## Work to complete
Print all of the entries exactly, minus the pictures.

## Data rows

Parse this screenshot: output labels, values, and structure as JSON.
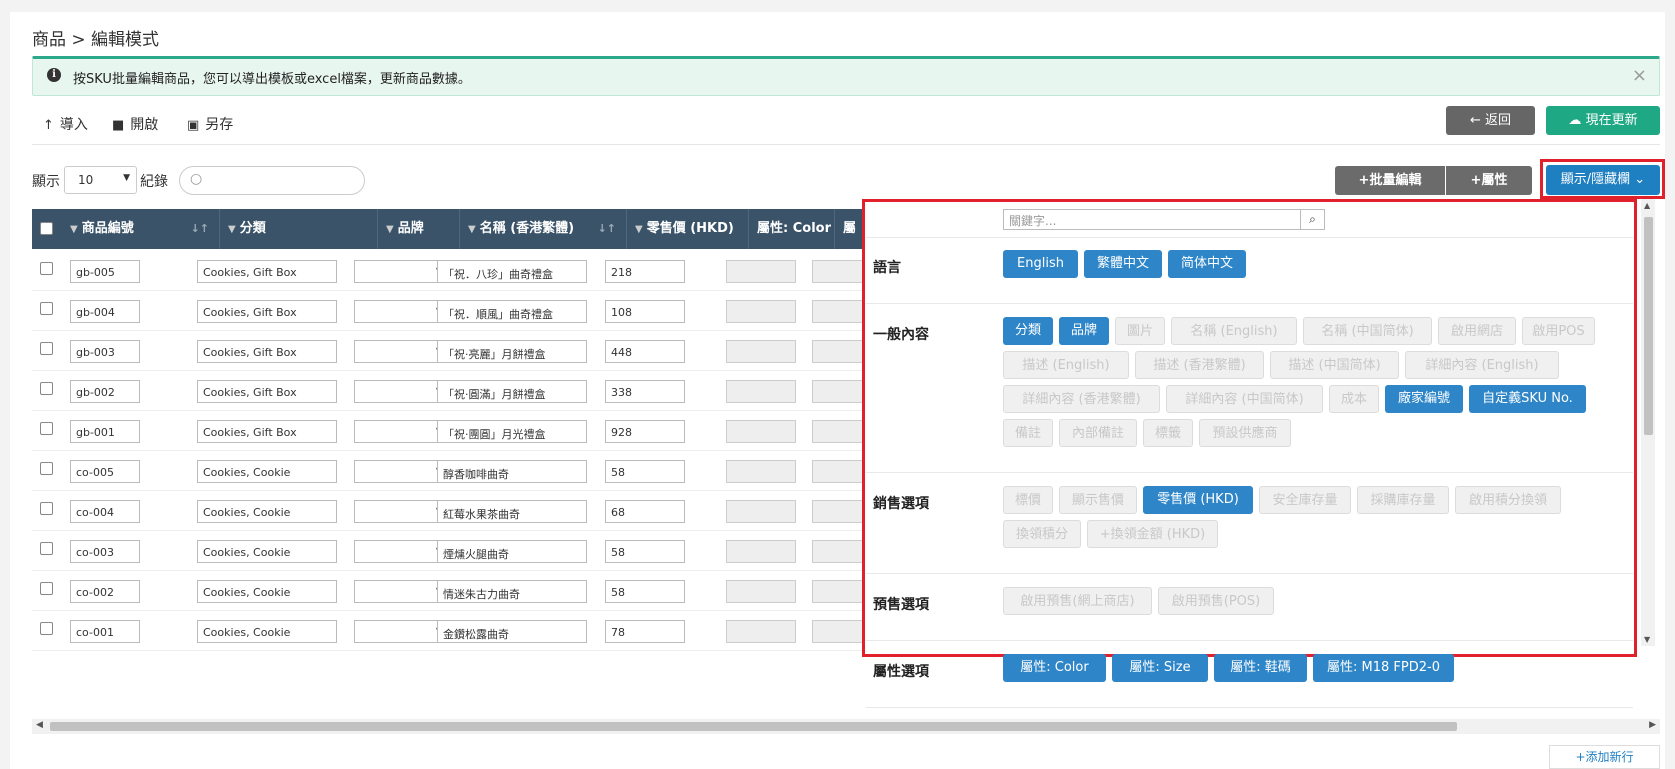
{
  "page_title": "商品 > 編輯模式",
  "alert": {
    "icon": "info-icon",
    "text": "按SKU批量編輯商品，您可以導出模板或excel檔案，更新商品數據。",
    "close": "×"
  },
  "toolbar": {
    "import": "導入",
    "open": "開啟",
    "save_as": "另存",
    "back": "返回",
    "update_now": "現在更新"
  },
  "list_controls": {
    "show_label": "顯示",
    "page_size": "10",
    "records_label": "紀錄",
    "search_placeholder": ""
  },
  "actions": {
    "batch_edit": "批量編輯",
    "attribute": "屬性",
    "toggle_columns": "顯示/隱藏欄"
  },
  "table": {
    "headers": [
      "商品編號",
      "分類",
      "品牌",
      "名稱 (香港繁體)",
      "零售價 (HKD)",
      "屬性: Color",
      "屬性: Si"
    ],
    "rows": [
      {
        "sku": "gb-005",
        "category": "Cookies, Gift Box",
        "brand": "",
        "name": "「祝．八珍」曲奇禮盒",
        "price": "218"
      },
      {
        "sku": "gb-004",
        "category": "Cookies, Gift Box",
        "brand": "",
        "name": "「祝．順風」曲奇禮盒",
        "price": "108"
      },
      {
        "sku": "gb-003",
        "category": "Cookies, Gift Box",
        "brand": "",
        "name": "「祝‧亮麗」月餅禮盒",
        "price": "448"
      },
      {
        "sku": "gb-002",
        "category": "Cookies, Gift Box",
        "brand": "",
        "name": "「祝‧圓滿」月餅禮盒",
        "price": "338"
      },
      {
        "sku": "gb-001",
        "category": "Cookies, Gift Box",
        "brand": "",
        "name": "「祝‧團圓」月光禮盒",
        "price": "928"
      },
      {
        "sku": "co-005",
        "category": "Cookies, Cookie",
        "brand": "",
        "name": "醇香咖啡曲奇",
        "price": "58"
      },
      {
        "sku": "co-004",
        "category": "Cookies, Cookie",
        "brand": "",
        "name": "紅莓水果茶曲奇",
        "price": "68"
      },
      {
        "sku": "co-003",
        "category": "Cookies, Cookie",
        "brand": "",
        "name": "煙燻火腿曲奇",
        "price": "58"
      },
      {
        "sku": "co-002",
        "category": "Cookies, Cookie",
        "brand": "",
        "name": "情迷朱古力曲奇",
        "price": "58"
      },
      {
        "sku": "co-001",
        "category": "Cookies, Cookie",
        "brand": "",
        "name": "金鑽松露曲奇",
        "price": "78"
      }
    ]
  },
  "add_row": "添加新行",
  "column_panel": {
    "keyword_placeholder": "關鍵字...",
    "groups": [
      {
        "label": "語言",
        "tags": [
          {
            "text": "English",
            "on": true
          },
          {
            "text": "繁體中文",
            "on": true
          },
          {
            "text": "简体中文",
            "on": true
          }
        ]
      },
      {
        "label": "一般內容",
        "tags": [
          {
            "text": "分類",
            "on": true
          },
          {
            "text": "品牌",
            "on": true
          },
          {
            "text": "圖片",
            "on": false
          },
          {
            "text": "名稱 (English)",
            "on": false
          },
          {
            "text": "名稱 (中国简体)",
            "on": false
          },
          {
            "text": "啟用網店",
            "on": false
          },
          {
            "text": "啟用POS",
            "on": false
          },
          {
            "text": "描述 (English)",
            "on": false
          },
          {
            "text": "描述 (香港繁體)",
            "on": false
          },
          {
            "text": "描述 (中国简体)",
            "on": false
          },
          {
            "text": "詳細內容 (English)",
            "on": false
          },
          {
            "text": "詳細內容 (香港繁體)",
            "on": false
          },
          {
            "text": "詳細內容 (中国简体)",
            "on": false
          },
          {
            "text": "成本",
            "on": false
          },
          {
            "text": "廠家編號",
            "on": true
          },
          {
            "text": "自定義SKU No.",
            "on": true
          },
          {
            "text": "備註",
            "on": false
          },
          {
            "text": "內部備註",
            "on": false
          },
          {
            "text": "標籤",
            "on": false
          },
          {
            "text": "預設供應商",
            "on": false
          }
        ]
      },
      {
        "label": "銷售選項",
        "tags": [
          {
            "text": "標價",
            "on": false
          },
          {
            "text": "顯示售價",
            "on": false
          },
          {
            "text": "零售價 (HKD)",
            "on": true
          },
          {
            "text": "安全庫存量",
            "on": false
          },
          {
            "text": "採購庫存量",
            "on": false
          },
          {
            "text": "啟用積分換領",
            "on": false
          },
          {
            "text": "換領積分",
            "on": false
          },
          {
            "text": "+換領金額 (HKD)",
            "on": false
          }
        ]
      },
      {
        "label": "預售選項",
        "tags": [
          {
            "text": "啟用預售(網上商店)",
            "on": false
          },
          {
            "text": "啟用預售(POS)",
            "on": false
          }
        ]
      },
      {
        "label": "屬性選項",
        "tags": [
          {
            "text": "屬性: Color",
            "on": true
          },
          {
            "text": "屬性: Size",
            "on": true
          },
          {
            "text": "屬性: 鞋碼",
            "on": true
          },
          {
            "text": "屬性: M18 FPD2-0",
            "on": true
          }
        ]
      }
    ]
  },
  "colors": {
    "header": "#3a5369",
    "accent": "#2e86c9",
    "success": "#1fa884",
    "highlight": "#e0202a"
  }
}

## Exercise result
Parse this screenshot: output labels, values, and structure as JSON.
{
  "page_title": "商品 > 編輯模式",
  "alert": {
    "icon": "info-icon",
    "text": "按SKU批量編輯商品，您可以導出模板或excel檔案，更新商品數據。",
    "close": "×"
  },
  "toolbar": {
    "import": "導入",
    "open": "開啟",
    "save_as": "另存",
    "back": "返回",
    "update_now": "現在更新"
  },
  "list_controls": {
    "show_label": "顯示",
    "page_size": "10",
    "records_label": "紀錄",
    "search_placeholder": ""
  },
  "actions": {
    "batch_edit": "批量編輯",
    "attribute": "屬性",
    "toggle_columns": "顯示/隱藏欄"
  },
  "table": {
    "headers": [
      "商品編號",
      "分類",
      "品牌",
      "名稱 (香港繁體)",
      "零售價 (HKD)",
      "屬性: Color",
      "屬性: Si"
    ],
    "rows": [
      {
        "sku": "gb-005",
        "category": "Cookies, Gift Box",
        "brand": "",
        "name": "「祝．八珍」曲奇禮盒",
        "price": "218"
      },
      {
        "sku": "gb-004",
        "category": "Cookies, Gift Box",
        "brand": "",
        "name": "「祝．順風」曲奇禮盒",
        "price": "108"
      },
      {
        "sku": "gb-003",
        "category": "Cookies, Gift Box",
        "brand": "",
        "name": "「祝‧亮麗」月餅禮盒",
        "price": "448"
      },
      {
        "sku": "gb-002",
        "category": "Cookies, Gift Box",
        "brand": "",
        "name": "「祝‧圓滿」月餅禮盒",
        "price": "338"
      },
      {
        "sku": "gb-001",
        "category": "Cookies, Gift Box",
        "brand": "",
        "name": "「祝‧團圓」月光禮盒",
        "price": "928"
      },
      {
        "sku": "co-005",
        "category": "Cookies, Cookie",
        "brand": "",
        "name": "醇香咖啡曲奇",
        "price": "58"
      },
      {
        "sku": "co-004",
        "category": "Cookies, Cookie",
        "brand": "",
        "name": "紅莓水果茶曲奇",
        "price": "68"
      },
      {
        "sku": "co-003",
        "category": "Cookies, Cookie",
        "brand": "",
        "name": "煙燻火腿曲奇",
        "price": "58"
      },
      {
        "sku": "co-002",
        "category": "Cookies, Cookie",
        "brand": "",
        "name": "情迷朱古力曲奇",
        "price": "58"
      },
      {
        "sku": "co-001",
        "category": "Cookies, Cookie",
        "brand": "",
        "name": "金鑽松露曲奇",
        "price": "78"
      }
    ]
  },
  "add_row": "添加新行",
  "column_panel": {
    "keyword_placeholder": "關鍵字...",
    "groups": [
      {
        "label": "語言",
        "tags": [
          {
            "text": "English",
            "on": true
          },
          {
            "text": "繁體中文",
            "on": true
          },
          {
            "text": "简体中文",
            "on": true
          }
        ]
      },
      {
        "label": "一般內容",
        "tags": [
          {
            "text": "分類",
            "on": true
          },
          {
            "text": "品牌",
            "on": true
          },
          {
            "text": "圖片",
            "on": false
          },
          {
            "text": "名稱 (English)",
            "on": false
          },
          {
            "text": "名稱 (中国简体)",
            "on": false
          },
          {
            "text": "啟用網店",
            "on": false
          },
          {
            "text": "啟用POS",
            "on": false
          },
          {
            "text": "描述 (English)",
            "on": false
          },
          {
            "text": "描述 (香港繁體)",
            "on": false
          },
          {
            "text": "描述 (中国简体)",
            "on": false
          },
          {
            "text": "詳細內容 (English)",
            "on": false
          },
          {
            "text": "詳細內容 (香港繁體)",
            "on": false
          },
          {
            "text": "詳細內容 (中国简体)",
            "on": false
          },
          {
            "text": "成本",
            "on": false
          },
          {
            "text": "廠家編號",
            "on": true
          },
          {
            "text": "自定義SKU No.",
            "on": true
          },
          {
            "text": "備註",
            "on": false
          },
          {
            "text": "內部備註",
            "on": false
          },
          {
            "text": "標籤",
            "on": false
          },
          {
            "text": "預設供應商",
            "on": false
          }
        ]
      },
      {
        "label": "銷售選項",
        "tags": [
          {
            "text": "標價",
            "on": false
          },
          {
            "text": "顯示售價",
            "on": false
          },
          {
            "text": "零售價 (HKD)",
            "on": true
          },
          {
            "text": "安全庫存量",
            "on": false
          },
          {
            "text": "採購庫存量",
            "on": false
          },
          {
            "text": "啟用積分換領",
            "on": false
          },
          {
            "text": "換領積分",
            "on": false
          },
          {
            "text": "+換領金額 (HKD)",
            "on": false
          }
        ]
      },
      {
        "label": "預售選項",
        "tags": [
          {
            "text": "啟用預售(網上商店)",
            "on": false
          },
          {
            "text": "啟用預售(POS)",
            "on": false
          }
        ]
      },
      {
        "label": "屬性選項",
        "tags": [
          {
            "text": "屬性: Color",
            "on": true
          },
          {
            "text": "屬性: Size",
            "on": true
          },
          {
            "text": "屬性: 鞋碼",
            "on": true
          },
          {
            "text": "屬性: M18 FPD2-0",
            "on": true
          }
        ]
      }
    ]
  },
  "colors": {
    "header": "#3a5369",
    "accent": "#2e86c9",
    "success": "#1fa884",
    "highlight": "#e0202a"
  }
}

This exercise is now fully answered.